## GIVEN ENTRIES
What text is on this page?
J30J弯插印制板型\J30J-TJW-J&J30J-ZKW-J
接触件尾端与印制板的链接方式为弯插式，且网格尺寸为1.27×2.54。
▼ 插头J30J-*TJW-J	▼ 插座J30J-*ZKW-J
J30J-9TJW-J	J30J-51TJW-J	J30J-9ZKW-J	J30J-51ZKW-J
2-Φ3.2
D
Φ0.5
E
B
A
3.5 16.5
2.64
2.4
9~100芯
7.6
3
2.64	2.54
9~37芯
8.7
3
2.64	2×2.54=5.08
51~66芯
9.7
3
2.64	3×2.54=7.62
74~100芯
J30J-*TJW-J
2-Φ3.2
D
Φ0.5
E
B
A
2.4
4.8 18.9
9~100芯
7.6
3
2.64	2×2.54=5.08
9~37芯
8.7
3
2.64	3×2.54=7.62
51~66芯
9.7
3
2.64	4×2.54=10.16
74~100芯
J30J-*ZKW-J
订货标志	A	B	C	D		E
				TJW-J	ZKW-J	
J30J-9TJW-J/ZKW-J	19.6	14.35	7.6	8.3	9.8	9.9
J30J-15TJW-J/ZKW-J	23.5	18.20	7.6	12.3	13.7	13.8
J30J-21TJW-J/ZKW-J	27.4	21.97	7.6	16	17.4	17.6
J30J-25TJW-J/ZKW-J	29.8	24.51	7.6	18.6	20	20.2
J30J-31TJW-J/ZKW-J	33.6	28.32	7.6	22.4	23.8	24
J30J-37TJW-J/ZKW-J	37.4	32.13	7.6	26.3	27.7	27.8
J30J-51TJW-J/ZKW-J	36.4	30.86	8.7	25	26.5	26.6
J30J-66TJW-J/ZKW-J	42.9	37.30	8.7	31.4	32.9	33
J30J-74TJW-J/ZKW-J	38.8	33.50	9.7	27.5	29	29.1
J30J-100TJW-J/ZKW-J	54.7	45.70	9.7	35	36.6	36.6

## WORK TO DO
Take the listing above and set it down exactly.

## TASK ANSWER
What text is on this page?
J30J弯插印制板型\J30J-TJW-J&J30J-ZKW-J
接触件尾端与印制板的链接方式为弯插式，且网格尺寸为1.27×2.54。
▼ 插头J30J-*TJW-J	▼ 插座J30J-*ZKW-J
J30J-9TJW-J	J30J-51TJW-J	J30J-9ZKW-J	J30J-51ZKW-J
2-Φ3.2
D
Φ0.5
E
B
A
3.5 16.5
2.64
2.4
9~100芯
7.6
3
2.64	2.54
9~37芯
8.7
3
2.64	2×2.54=5.08
51~66芯
9.7
3
2.64	3×2.54=7.62
74~100芯
J30J-*TJW-J
2-Φ3.2
D
Φ0.5
E
B
A
2.4
4.8 18.9
9~100芯
7.6
3
2.64	2×2.54=5.08
9~37芯
8.7
3
2.64	3×2.54=7.62
51~66芯
9.7
3
2.64	4×2.54=10.16
74~100芯
J30J-*ZKW-J
订货标志	A	B	C	D		E
				TJW-J	ZKW-J	
J30J-9TJW-J/ZKW-J	19.6	14.35	7.6	8.3	9.8	9.9
J30J-15TJW-J/ZKW-J	23.5	18.20	7.6	12.3	13.7	13.8
J30J-21TJW-J/ZKW-J	27.4	21.97	7.6	16	17.4	17.6
J30J-25TJW-J/ZKW-J	29.8	24.51	7.6	18.6	20	20.2
J30J-31TJW-J/ZKW-J	33.6	28.32	7.6	22.4	23.8	24
J30J-37TJW-J/ZKW-J	37.4	32.13	7.6	26.3	27.7	27.8
J30J-51TJW-J/ZKW-J	36.4	30.86	8.7	25	26.5	26.6
J30J-66TJW-J/ZKW-J	42.9	37.30	8.7	31.4	32.9	33
J30J-74TJW-J/ZKW-J	38.8	33.50	9.7	27.5	29	29.1
J30J-100TJW-J/ZKW-J	54.7	45.70	9.7	35	36.6	36.6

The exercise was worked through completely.